> REQUEST
All the data must come back unchanged, except that pictures are left out.

Stored records
####################

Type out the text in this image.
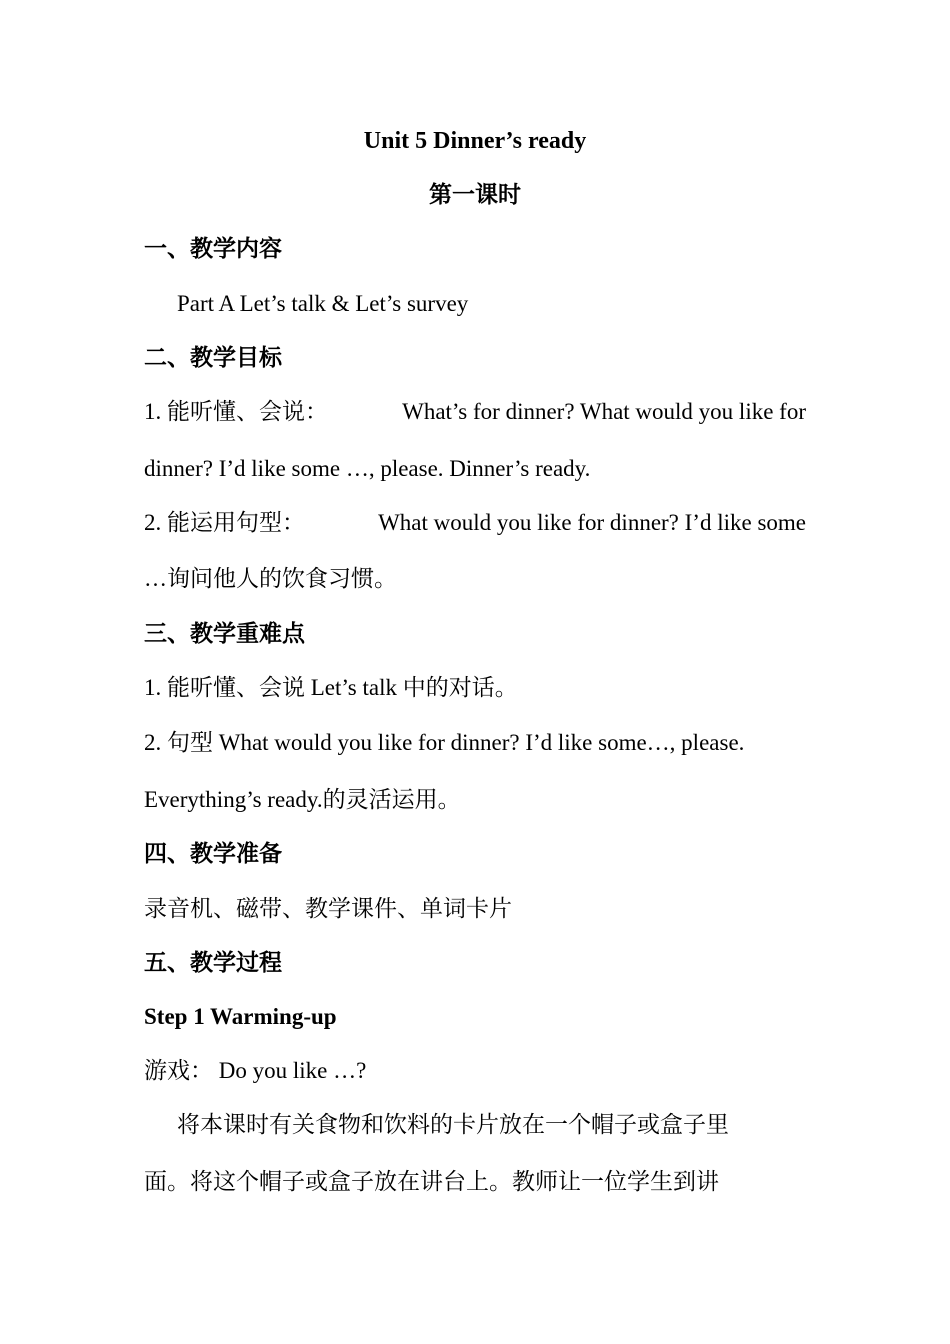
Unit 5 Dinner’s ready
第一课时
一、教学内容
Part A Let’s talk & Let’s survey
二、教学目标
1. 能听懂、会说：	What’s for dinner? What would you like for
dinner? I’d like some …, please. Dinner’s ready.
2. 能运用句型：	What would you like for dinner? I’d like some
…询问他人的饮食习惯。
三、教学重难点
1. 能听懂、会说 Let’s talk 中的对话。
2. 句型 What would you like for dinner? I’d like some…, please.
Everything’s ready.的灵活运用。
四、教学准备
录音机、磁带、教学课件、单词卡片
五、教学过程
Step 1 Warming-up
游戏： Do you like …?
将本课时有关食物和饮料的卡片放在一个帽子或盒子里
面。将这个帽子或盒子放在讲台上。教师让一位学生到讲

####################

> WRITTEN RESPONSE
Type out the text in this image.
Unit 5 Dinner’s ready
第一课时
一、教学内容
Part A Let’s talk & Let’s survey
二、教学目标
1. 能听懂、会说：	What’s for dinner? What would you like for
dinner? I’d like some …, please. Dinner’s ready.
2. 能运用句型：	What would you like for dinner? I’d like some
…询问他人的饮食习惯。
三、教学重难点
1. 能听懂、会说 Let’s talk 中的对话。
2. 句型 What would you like for dinner? I’d like some…, please.
Everything’s ready.的灵活运用。
四、教学准备
录音机、磁带、教学课件、单词卡片
五、教学过程
Step 1 Warming-up
游戏： Do you like …?
将本课时有关食物和饮料的卡片放在一个帽子或盒子里
面。将这个帽子或盒子放在讲台上。教师让一位学生到讲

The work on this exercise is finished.